> **Aim of the task**:
Reproduce the listing verbatim.

> **Records shown**:

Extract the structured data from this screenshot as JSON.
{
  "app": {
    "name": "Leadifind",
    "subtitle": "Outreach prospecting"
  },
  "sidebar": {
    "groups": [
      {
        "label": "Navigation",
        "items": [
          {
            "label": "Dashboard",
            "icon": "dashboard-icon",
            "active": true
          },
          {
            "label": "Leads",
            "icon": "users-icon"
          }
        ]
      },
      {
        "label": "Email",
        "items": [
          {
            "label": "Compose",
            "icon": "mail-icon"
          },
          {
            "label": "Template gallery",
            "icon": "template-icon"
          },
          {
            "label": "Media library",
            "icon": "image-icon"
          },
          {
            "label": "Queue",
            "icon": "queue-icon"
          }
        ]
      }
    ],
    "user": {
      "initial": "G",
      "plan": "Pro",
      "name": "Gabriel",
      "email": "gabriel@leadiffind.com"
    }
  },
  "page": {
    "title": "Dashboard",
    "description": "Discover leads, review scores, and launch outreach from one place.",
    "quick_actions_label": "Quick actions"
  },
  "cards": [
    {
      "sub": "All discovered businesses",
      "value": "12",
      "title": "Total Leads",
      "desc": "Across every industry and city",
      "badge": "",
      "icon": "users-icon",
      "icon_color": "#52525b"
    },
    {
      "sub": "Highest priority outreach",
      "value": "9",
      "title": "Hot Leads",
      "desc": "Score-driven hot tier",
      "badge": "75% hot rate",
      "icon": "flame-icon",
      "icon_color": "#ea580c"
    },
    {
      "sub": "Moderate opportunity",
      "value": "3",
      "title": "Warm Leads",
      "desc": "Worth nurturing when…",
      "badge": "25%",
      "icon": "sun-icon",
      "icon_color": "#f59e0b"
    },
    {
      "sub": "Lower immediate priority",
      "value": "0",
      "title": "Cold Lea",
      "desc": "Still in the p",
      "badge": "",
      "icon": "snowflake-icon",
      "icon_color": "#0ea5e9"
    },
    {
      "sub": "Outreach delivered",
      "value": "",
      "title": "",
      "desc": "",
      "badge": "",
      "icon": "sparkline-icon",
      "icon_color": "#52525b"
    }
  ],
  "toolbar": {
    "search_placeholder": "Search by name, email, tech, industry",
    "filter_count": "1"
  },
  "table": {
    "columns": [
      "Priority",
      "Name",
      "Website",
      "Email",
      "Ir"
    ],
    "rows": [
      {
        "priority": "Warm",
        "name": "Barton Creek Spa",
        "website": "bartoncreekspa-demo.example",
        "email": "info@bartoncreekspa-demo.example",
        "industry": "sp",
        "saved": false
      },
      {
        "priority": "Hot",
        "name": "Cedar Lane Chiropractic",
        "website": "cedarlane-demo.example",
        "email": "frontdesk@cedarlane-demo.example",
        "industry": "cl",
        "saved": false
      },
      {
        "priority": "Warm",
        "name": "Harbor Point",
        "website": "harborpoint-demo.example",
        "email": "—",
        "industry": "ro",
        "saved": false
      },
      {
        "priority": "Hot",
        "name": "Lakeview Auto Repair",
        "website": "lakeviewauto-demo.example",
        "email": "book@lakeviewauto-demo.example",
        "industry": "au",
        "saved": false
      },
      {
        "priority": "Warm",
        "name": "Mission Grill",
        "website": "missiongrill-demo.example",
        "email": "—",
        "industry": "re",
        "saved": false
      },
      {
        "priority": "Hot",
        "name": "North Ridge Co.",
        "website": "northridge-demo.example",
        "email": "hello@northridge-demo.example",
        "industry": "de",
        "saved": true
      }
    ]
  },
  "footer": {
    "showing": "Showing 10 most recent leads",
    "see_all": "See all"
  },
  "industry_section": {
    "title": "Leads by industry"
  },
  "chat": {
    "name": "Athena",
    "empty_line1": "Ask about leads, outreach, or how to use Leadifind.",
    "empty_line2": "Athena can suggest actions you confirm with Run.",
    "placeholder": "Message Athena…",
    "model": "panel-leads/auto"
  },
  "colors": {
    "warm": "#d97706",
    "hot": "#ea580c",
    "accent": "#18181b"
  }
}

> **Task solution**:
Extract the structured data from this screenshot as JSON.
{
  "app": {
    "name": "Leadifind",
    "subtitle": "Outreach prospecting"
  },
  "sidebar": {
    "groups": [
      {
        "label": "Navigation",
        "items": [
          {
            "label": "Dashboard",
            "icon": "dashboard-icon",
            "active": true
          },
          {
            "label": "Leads",
            "icon": "users-icon"
          }
        ]
      },
      {
        "label": "Email",
        "items": [
          {
            "label": "Compose",
            "icon": "mail-icon"
          },
          {
            "label": "Template gallery",
            "icon": "template-icon"
          },
          {
            "label": "Media library",
            "icon": "image-icon"
          },
          {
            "label": "Queue",
            "icon": "queue-icon"
          }
        ]
      }
    ],
    "user": {
      "initial": "G",
      "plan": "Pro",
      "name": "Gabriel",
      "email": "gabriel@leadiffind.com"
    }
  },
  "page": {
    "title": "Dashboard",
    "description": "Discover leads, review scores, and launch outreach from one place.",
    "quick_actions_label": "Quick actions"
  },
  "cards": [
    {
      "sub": "All discovered businesses",
      "value": "12",
      "title": "Total Leads",
      "desc": "Across every industry and city",
      "badge": "",
      "icon": "users-icon",
      "icon_color": "#52525b"
    },
    {
      "sub": "Highest priority outreach",
      "value": "9",
      "title": "Hot Leads",
      "desc": "Score-driven hot tier",
      "badge": "75% hot rate",
      "icon": "flame-icon",
      "icon_color": "#ea580c"
    },
    {
      "sub": "Moderate opportunity",
      "value": "3",
      "title": "Warm Leads",
      "desc": "Worth nurturing when…",
      "badge": "25%",
      "icon": "sun-icon",
      "icon_color": "#f59e0b"
    },
    {
      "sub": "Lower immediate priority",
      "value": "0",
      "title": "Cold Lea",
      "desc": "Still in the p",
      "badge": "",
      "icon": "snowflake-icon",
      "icon_color": "#0ea5e9"
    },
    {
      "sub": "Outreach delivered",
      "value": "",
      "title": "",
      "desc": "",
      "badge": "",
      "icon": "sparkline-icon",
      "icon_color": "#52525b"
    }
  ],
  "toolbar": {
    "search_placeholder": "Search by name, email, tech, industry",
    "filter_count": "1"
  },
  "table": {
    "columns": [
      "Priority",
      "Name",
      "Website",
      "Email",
      "Ir"
    ],
    "rows": [
      {
        "priority": "Warm",
        "name": "Barton Creek Spa",
        "website": "bartoncreekspa-demo.example",
        "email": "info@bartoncreekspa-demo.example",
        "industry": "sp",
        "saved": false
      },
      {
        "priority": "Hot",
        "name": "Cedar Lane Chiropractic",
        "website": "cedarlane-demo.example",
        "email": "frontdesk@cedarlane-demo.example",
        "industry": "cl",
        "saved": false
      },
      {
        "priority": "Warm",
        "name": "Harbor Point",
        "website": "harborpoint-demo.example",
        "email": "—",
        "industry": "ro",
        "saved": false
      },
      {
        "priority": "Hot",
        "name": "Lakeview Auto Repair",
        "website": "lakeviewauto-demo.example",
        "email": "book@lakeviewauto-demo.example",
        "industry": "au",
        "saved": false
      },
      {
        "priority": "Warm",
        "name": "Mission Grill",
        "website": "missiongrill-demo.example",
        "email": "—",
        "industry": "re",
        "saved": false
      },
      {
        "priority": "Hot",
        "name": "North Ridge Co.",
        "website": "northridge-demo.example",
        "email": "hello@northridge-demo.example",
        "industry": "de",
        "saved": true
      }
    ]
  },
  "footer": {
    "showing": "Showing 10 most recent leads",
    "see_all": "See all"
  },
  "industry_section": {
    "title": "Leads by industry"
  },
  "chat": {
    "name": "Athena",
    "empty_line1": "Ask about leads, outreach, or how to use Leadifind.",
    "empty_line2": "Athena can suggest actions you confirm with Run.",
    "placeholder": "Message Athena…",
    "model": "panel-leads/auto"
  },
  "colors": {
    "warm": "#d97706",
    "hot": "#ea580c",
    "accent": "#18181b"
  }
}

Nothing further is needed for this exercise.